— What you need to do —
Transcribe the whole listing without a single picture.
-- Start of Provided data --
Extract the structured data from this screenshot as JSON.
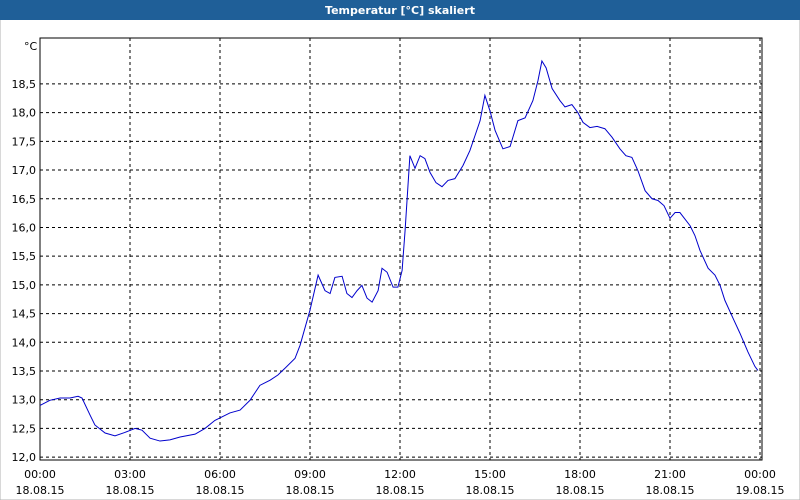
{
  "chart_data": {
    "type": "line",
    "title": "Temperatur [°C] skaliert",
    "y_label": "°C",
    "color": "#0000cc",
    "grid": true,
    "xlim": [
      0,
      24
    ],
    "ylim": [
      11.95,
      19.3
    ],
    "xticks": [
      {
        "value": 0,
        "label": "00:00\n18.08.15"
      },
      {
        "value": 3,
        "label": "03:00\n18.08.15"
      },
      {
        "value": 6,
        "label": "06:00\n18.08.15"
      },
      {
        "value": 9,
        "label": "09:00\n18.08.15"
      },
      {
        "value": 12,
        "label": "12:00\n18.08.15"
      },
      {
        "value": 15,
        "label": "15:00\n18.08.15"
      },
      {
        "value": 18,
        "label": "18:00\n18.08.15"
      },
      {
        "value": 21,
        "label": "21:00\n18.08.15"
      },
      {
        "value": 24,
        "label": "00:00\n19.08.15"
      }
    ],
    "yticks": [
      {
        "value": 12,
        "label": "12,0"
      },
      {
        "value": 12.5,
        "label": "12,5"
      },
      {
        "value": 13,
        "label": "13,0"
      },
      {
        "value": 13.5,
        "label": "13,5"
      },
      {
        "value": 14,
        "label": "14,0"
      },
      {
        "value": 14.5,
        "label": "14,5"
      },
      {
        "value": 15,
        "label": "15,0"
      },
      {
        "value": 15.5,
        "label": "15,5"
      },
      {
        "value": 16,
        "label": "16,0"
      },
      {
        "value": 16.5,
        "label": "16,5"
      },
      {
        "value": 17,
        "label": "17,0"
      },
      {
        "value": 17.5,
        "label": "17,5"
      },
      {
        "value": 18,
        "label": "18,0"
      },
      {
        "value": 18.5,
        "label": "18,5"
      }
    ],
    "x": [
      0,
      0.33,
      0.67,
      1,
      1.27,
      1.4,
      1.67,
      1.83,
      2.17,
      2.5,
      2.83,
      3.17,
      3.4,
      3.67,
      4,
      4.33,
      4.67,
      5.17,
      5.5,
      5.83,
      6.33,
      6.67,
      7,
      7.33,
      7.67,
      7.93,
      8.17,
      8.5,
      8.67,
      9,
      9.27,
      9.5,
      9.67,
      9.83,
      10.07,
      10.23,
      10.4,
      10.57,
      10.73,
      10.9,
      11.07,
      11.27,
      11.4,
      11.57,
      11.77,
      11.93,
      12.07,
      12.17,
      12.33,
      12.5,
      12.67,
      12.83,
      13,
      13.2,
      13.4,
      13.6,
      13.83,
      14.1,
      14.33,
      14.5,
      14.67,
      14.83,
      15,
      15.17,
      15.43,
      15.67,
      15.93,
      16.17,
      16.43,
      16.6,
      16.73,
      16.87,
      17.07,
      17.33,
      17.5,
      17.73,
      17.93,
      18.1,
      18.33,
      18.57,
      18.83,
      19.07,
      19.33,
      19.53,
      19.73,
      19.93,
      20.17,
      20.4,
      20.6,
      20.8,
      21,
      21.17,
      21.33,
      21.67,
      21.83,
      22,
      22.27,
      22.5,
      22.67,
      22.83,
      23.1,
      23.33,
      23.6,
      23.83,
      23.93
    ],
    "values": [
      12.9,
      12.99,
      13.03,
      13.03,
      13.06,
      13.03,
      12.73,
      12.56,
      12.42,
      12.37,
      12.43,
      12.5,
      12.47,
      12.33,
      12.28,
      12.3,
      12.35,
      12.4,
      12.5,
      12.64,
      12.77,
      12.82,
      12.99,
      13.25,
      13.34,
      13.43,
      13.55,
      13.72,
      13.95,
      14.56,
      15.17,
      14.9,
      14.85,
      15.13,
      15.15,
      14.85,
      14.78,
      14.9,
      14.99,
      14.77,
      14.7,
      14.9,
      15.29,
      15.22,
      14.96,
      14.96,
      15.25,
      15.95,
      17.25,
      17.03,
      17.25,
      17.2,
      16.96,
      16.78,
      16.71,
      16.82,
      16.85,
      17.08,
      17.34,
      17.6,
      17.86,
      18.3,
      18.03,
      17.69,
      17.37,
      17.41,
      17.86,
      17.91,
      18.21,
      18.56,
      18.9,
      18.78,
      18.42,
      18.21,
      18.1,
      18.14,
      18,
      17.83,
      17.74,
      17.76,
      17.72,
      17.57,
      17.37,
      17.25,
      17.22,
      16.99,
      16.64,
      16.5,
      16.47,
      16.38,
      16.16,
      16.26,
      16.26,
      16.03,
      15.86,
      15.6,
      15.29,
      15.17,
      14.99,
      14.73,
      14.42,
      14.16,
      13.83,
      13.58,
      13.51
    ]
  }
}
-- End of Provided data --
— Exercise solution —
Extract the structured data from this screenshot as JSON.
{
  "chart_data": {
    "type": "line",
    "title": "Temperatur [°C] skaliert",
    "y_label": "°C",
    "color": "#0000cc",
    "grid": true,
    "xlim": [
      0,
      24
    ],
    "ylim": [
      11.95,
      19.3
    ],
    "xticks": [
      {
        "value": 0,
        "label": "00:00\n18.08.15"
      },
      {
        "value": 3,
        "label": "03:00\n18.08.15"
      },
      {
        "value": 6,
        "label": "06:00\n18.08.15"
      },
      {
        "value": 9,
        "label": "09:00\n18.08.15"
      },
      {
        "value": 12,
        "label": "12:00\n18.08.15"
      },
      {
        "value": 15,
        "label": "15:00\n18.08.15"
      },
      {
        "value": 18,
        "label": "18:00\n18.08.15"
      },
      {
        "value": 21,
        "label": "21:00\n18.08.15"
      },
      {
        "value": 24,
        "label": "00:00\n19.08.15"
      }
    ],
    "yticks": [
      {
        "value": 12,
        "label": "12,0"
      },
      {
        "value": 12.5,
        "label": "12,5"
      },
      {
        "value": 13,
        "label": "13,0"
      },
      {
        "value": 13.5,
        "label": "13,5"
      },
      {
        "value": 14,
        "label": "14,0"
      },
      {
        "value": 14.5,
        "label": "14,5"
      },
      {
        "value": 15,
        "label": "15,0"
      },
      {
        "value": 15.5,
        "label": "15,5"
      },
      {
        "value": 16,
        "label": "16,0"
      },
      {
        "value": 16.5,
        "label": "16,5"
      },
      {
        "value": 17,
        "label": "17,0"
      },
      {
        "value": 17.5,
        "label": "17,5"
      },
      {
        "value": 18,
        "label": "18,0"
      },
      {
        "value": 18.5,
        "label": "18,5"
      }
    ],
    "x": [
      0,
      0.33,
      0.67,
      1,
      1.27,
      1.4,
      1.67,
      1.83,
      2.17,
      2.5,
      2.83,
      3.17,
      3.4,
      3.67,
      4,
      4.33,
      4.67,
      5.17,
      5.5,
      5.83,
      6.33,
      6.67,
      7,
      7.33,
      7.67,
      7.93,
      8.17,
      8.5,
      8.67,
      9,
      9.27,
      9.5,
      9.67,
      9.83,
      10.07,
      10.23,
      10.4,
      10.57,
      10.73,
      10.9,
      11.07,
      11.27,
      11.4,
      11.57,
      11.77,
      11.93,
      12.07,
      12.17,
      12.33,
      12.5,
      12.67,
      12.83,
      13,
      13.2,
      13.4,
      13.6,
      13.83,
      14.1,
      14.33,
      14.5,
      14.67,
      14.83,
      15,
      15.17,
      15.43,
      15.67,
      15.93,
      16.17,
      16.43,
      16.6,
      16.73,
      16.87,
      17.07,
      17.33,
      17.5,
      17.73,
      17.93,
      18.1,
      18.33,
      18.57,
      18.83,
      19.07,
      19.33,
      19.53,
      19.73,
      19.93,
      20.17,
      20.4,
      20.6,
      20.8,
      21,
      21.17,
      21.33,
      21.67,
      21.83,
      22,
      22.27,
      22.5,
      22.67,
      22.83,
      23.1,
      23.33,
      23.6,
      23.83,
      23.93
    ],
    "values": [
      12.9,
      12.99,
      13.03,
      13.03,
      13.06,
      13.03,
      12.73,
      12.56,
      12.42,
      12.37,
      12.43,
      12.5,
      12.47,
      12.33,
      12.28,
      12.3,
      12.35,
      12.4,
      12.5,
      12.64,
      12.77,
      12.82,
      12.99,
      13.25,
      13.34,
      13.43,
      13.55,
      13.72,
      13.95,
      14.56,
      15.17,
      14.9,
      14.85,
      15.13,
      15.15,
      14.85,
      14.78,
      14.9,
      14.99,
      14.77,
      14.7,
      14.9,
      15.29,
      15.22,
      14.96,
      14.96,
      15.25,
      15.95,
      17.25,
      17.03,
      17.25,
      17.2,
      16.96,
      16.78,
      16.71,
      16.82,
      16.85,
      17.08,
      17.34,
      17.6,
      17.86,
      18.3,
      18.03,
      17.69,
      17.37,
      17.41,
      17.86,
      17.91,
      18.21,
      18.56,
      18.9,
      18.78,
      18.42,
      18.21,
      18.1,
      18.14,
      18,
      17.83,
      17.74,
      17.76,
      17.72,
      17.57,
      17.37,
      17.25,
      17.22,
      16.99,
      16.64,
      16.5,
      16.47,
      16.38,
      16.16,
      16.26,
      16.26,
      16.03,
      15.86,
      15.6,
      15.29,
      15.17,
      14.99,
      14.73,
      14.42,
      14.16,
      13.83,
      13.58,
      13.51
    ]
  }
}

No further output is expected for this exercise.